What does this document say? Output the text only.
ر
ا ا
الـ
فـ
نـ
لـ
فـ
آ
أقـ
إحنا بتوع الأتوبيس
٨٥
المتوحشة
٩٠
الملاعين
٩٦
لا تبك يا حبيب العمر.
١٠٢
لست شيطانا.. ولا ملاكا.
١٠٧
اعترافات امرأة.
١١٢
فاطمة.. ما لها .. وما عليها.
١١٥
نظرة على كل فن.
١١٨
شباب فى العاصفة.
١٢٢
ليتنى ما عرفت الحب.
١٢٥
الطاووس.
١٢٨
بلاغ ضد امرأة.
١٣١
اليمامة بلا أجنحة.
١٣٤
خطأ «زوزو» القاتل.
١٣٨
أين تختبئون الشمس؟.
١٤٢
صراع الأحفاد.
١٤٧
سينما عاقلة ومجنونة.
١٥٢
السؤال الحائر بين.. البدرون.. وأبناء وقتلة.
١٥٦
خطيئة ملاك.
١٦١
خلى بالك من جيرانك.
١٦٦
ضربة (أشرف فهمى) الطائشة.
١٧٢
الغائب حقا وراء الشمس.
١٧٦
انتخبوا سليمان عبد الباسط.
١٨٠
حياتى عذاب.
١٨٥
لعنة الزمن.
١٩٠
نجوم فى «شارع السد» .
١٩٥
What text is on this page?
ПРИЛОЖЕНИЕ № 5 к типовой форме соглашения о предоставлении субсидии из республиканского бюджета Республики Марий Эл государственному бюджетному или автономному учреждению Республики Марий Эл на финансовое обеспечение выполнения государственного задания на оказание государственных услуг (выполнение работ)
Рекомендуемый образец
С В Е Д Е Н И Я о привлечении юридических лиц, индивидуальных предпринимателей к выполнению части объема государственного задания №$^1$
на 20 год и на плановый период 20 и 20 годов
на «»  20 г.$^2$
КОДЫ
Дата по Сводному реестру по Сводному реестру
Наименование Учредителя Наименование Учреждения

Written exercise: In the entries above, find lines with "задания" and copy each.

Full solution:
ПРИЛОЖЕНИЕ № 5 к типовой форме соглашения о предоставлении субсидии из республиканского бюджета Республики Марий Эл государственному бюджетному или автономному учреждению Республики Марий Эл на финансовое обеспечение выполнения государственного задания на оказание государственных услуг (выполнение работ)
С В Е Д Е Н И Я о привлечении юридических лиц, индивидуальных предпринимателей к выполнению части объема государственного задания №$^1$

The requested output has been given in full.